▶ **Exercise**: Your answer should be the records below, repeated exactly as they stand.

▶ **Data records**:

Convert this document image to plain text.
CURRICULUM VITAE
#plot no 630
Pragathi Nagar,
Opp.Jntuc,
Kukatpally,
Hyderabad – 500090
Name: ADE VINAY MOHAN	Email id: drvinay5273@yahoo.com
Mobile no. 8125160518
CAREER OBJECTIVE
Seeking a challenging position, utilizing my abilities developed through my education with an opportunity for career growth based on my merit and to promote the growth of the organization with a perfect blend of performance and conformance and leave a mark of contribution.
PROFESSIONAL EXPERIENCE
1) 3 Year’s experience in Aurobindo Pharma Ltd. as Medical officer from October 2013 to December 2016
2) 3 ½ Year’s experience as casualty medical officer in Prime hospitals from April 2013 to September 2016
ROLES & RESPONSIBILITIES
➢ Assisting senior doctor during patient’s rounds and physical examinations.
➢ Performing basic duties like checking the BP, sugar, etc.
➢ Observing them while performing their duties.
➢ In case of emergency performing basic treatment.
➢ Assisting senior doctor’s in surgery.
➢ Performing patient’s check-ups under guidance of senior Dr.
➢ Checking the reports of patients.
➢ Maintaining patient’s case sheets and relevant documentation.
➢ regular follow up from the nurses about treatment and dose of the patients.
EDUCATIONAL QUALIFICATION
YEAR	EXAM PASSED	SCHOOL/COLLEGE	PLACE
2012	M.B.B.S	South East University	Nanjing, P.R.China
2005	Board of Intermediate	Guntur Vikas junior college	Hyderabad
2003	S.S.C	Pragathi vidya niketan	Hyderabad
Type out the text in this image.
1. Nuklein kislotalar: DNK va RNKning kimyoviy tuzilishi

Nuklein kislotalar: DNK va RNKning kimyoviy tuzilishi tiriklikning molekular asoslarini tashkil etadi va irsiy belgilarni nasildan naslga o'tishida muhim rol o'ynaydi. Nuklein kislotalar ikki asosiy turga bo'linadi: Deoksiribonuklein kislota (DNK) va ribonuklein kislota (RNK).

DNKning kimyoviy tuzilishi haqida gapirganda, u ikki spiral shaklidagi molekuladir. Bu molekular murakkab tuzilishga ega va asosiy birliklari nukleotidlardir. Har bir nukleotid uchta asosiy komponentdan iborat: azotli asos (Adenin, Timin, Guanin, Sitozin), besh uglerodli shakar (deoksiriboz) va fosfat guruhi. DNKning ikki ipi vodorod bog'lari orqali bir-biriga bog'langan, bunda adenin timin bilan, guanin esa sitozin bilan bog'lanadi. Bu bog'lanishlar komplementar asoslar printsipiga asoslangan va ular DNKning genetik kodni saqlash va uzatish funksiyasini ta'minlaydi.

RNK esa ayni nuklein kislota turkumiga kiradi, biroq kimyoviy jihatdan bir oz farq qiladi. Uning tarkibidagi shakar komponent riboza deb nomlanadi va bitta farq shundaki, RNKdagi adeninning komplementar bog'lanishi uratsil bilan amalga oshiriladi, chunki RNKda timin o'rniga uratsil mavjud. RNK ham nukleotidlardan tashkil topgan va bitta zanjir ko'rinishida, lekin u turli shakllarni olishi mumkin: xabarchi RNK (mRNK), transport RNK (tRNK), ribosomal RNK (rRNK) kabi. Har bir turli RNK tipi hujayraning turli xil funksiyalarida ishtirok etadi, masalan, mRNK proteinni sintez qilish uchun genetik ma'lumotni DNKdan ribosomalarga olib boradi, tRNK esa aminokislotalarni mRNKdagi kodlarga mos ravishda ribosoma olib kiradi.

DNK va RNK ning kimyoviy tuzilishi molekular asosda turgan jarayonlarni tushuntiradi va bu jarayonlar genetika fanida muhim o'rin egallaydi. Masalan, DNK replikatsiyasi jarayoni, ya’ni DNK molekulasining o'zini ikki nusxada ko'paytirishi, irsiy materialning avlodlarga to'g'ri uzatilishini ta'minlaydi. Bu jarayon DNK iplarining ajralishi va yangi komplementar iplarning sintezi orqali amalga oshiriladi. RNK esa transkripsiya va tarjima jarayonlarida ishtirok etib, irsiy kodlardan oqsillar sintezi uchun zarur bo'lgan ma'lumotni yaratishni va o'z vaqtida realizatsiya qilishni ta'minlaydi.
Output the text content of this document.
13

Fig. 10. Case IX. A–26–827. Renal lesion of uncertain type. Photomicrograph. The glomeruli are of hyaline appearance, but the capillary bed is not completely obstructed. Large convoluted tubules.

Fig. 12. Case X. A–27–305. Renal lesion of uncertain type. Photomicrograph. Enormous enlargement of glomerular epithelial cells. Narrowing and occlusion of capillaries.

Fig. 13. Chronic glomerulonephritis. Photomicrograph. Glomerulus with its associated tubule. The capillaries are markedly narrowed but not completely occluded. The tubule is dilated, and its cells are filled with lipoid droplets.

▶ **Task answer**:
Convert this document image to plain text.
CURRICULUM VITAE
#plot no 630
Pragathi Nagar,
Opp.Jntuc,
Kukatpally,
Hyderabad – 500090
Name: ADE VINAY MOHAN	Email id: drvinay5273@yahoo.com
Mobile no. 8125160518
CAREER OBJECTIVE
Seeking a challenging position, utilizing my abilities developed through my education with an opportunity for career growth based on my merit and to promote the growth of the organization with a perfect blend of performance and conformance and leave a mark of contribution.
PROFESSIONAL EXPERIENCE
1) 3 Year’s experience in Aurobindo Pharma Ltd. as Medical officer from October 2013 to December 2016
2) 3 ½ Year’s experience as casualty medical officer in Prime hospitals from April 2013 to September 2016
ROLES & RESPONSIBILITIES
➢ Assisting senior doctor during patient’s rounds and physical examinations.
➢ Performing basic duties like checking the BP, sugar, etc.
➢ Observing them while performing their duties.
➢ In case of emergency performing basic treatment.
➢ Assisting senior doctor’s in surgery.
➢ Performing patient’s check-ups under guidance of senior Dr.
➢ Checking the reports of patients.
➢ Maintaining patient’s case sheets and relevant documentation.
➢ regular follow up from the nurses about treatment and dose of the patients.
EDUCATIONAL QUALIFICATION
YEAR	EXAM PASSED	SCHOOL/COLLEGE	PLACE
2012	M.B.B.S	South East University	Nanjing, P.R.China
2005	Board of Intermediate	Guntur Vikas junior college	Hyderabad
2003	S.S.C	Pragathi vidya niketan	Hyderabad
Type out the text in this image.
1. Nuklein kislotalar: DNK va RNKning kimyoviy tuzilishi

Nuklein kislotalar: DNK va RNKning kimyoviy tuzilishi tiriklikning molekular asoslarini tashkil etadi va irsiy belgilarni nasildan naslga o'tishida muhim rol o'ynaydi. Nuklein kislotalar ikki asosiy turga bo'linadi: Deoksiribonuklein kislota (DNK) va ribonuklein kislota (RNK).

DNKning kimyoviy tuzilishi haqida gapirganda, u ikki spiral shaklidagi molekuladir. Bu molekular murakkab tuzilishga ega va asosiy birliklari nukleotidlardir. Har bir nukleotid uchta asosiy komponentdan iborat: azotli asos (Adenin, Timin, Guanin, Sitozin), besh uglerodli shakar (deoksiriboz) va fosfat guruhi. DNKning ikki ipi vodorod bog'lari orqali bir-biriga bog'langan, bunda adenin timin bilan, guanin esa sitozin bilan bog'lanadi. Bu bog'lanishlar komplementar asoslar printsipiga asoslangan va ular DNKning genetik kodni saqlash va uzatish funksiyasini ta'minlaydi.

RNK esa ayni nuklein kislota turkumiga kiradi, biroq kimyoviy jihatdan bir oz farq qiladi. Uning tarkibidagi shakar komponent riboza deb nomlanadi va bitta farq shundaki, RNKdagi adeninning komplementar bog'lanishi uratsil bilan amalga oshiriladi, chunki RNKda timin o'rniga uratsil mavjud. RNK ham nukleotidlardan tashkil topgan va bitta zanjir ko'rinishida, lekin u turli shakllarni olishi mumkin: xabarchi RNK (mRNK), transport RNK (tRNK), ribosomal RNK (rRNK) kabi. Har bir turli RNK tipi hujayraning turli xil funksiyalarida ishtirok etadi, masalan, mRNK proteinni sintez qilish uchun genetik ma'lumotni DNKdan ribosomalarga olib boradi, tRNK esa aminokislotalarni mRNKdagi kodlarga mos ravishda ribosoma olib kiradi.

DNK va RNK ning kimyoviy tuzilishi molekular asosda turgan jarayonlarni tushuntiradi va bu jarayonlar genetika fanida muhim o'rin egallaydi. Masalan, DNK replikatsiyasi jarayoni, ya’ni DNK molekulasining o'zini ikki nusxada ko'paytirishi, irsiy materialning avlodlarga to'g'ri uzatilishini ta'minlaydi. Bu jarayon DNK iplarining ajralishi va yangi komplementar iplarning sintezi orqali amalga oshiriladi. RNK esa transkripsiya va tarjima jarayonlarida ishtirok etib, irsiy kodlardan oqsillar sintezi uchun zarur bo'lgan ma'lumotni yaratishni va o'z vaqtida realizatsiya qilishni ta'minlaydi.
Output the text content of this document.
13

Fig. 10. Case IX. A–26–827. Renal lesion of uncertain type. Photomicrograph. The glomeruli are of hyaline appearance, but the capillary bed is not completely obstructed. Large convoluted tubules.

Fig. 12. Case X. A–27–305. Renal lesion of uncertain type. Photomicrograph. Enormous enlargement of glomerular epithelial cells. Narrowing and occlusion of capillaries.

Fig. 13. Chronic glomerulonephritis. Photomicrograph. Glomerulus with its associated tubule. The capillaries are markedly narrowed but not completely occluded. The tubule is dilated, and its cells are filled with lipoid droplets.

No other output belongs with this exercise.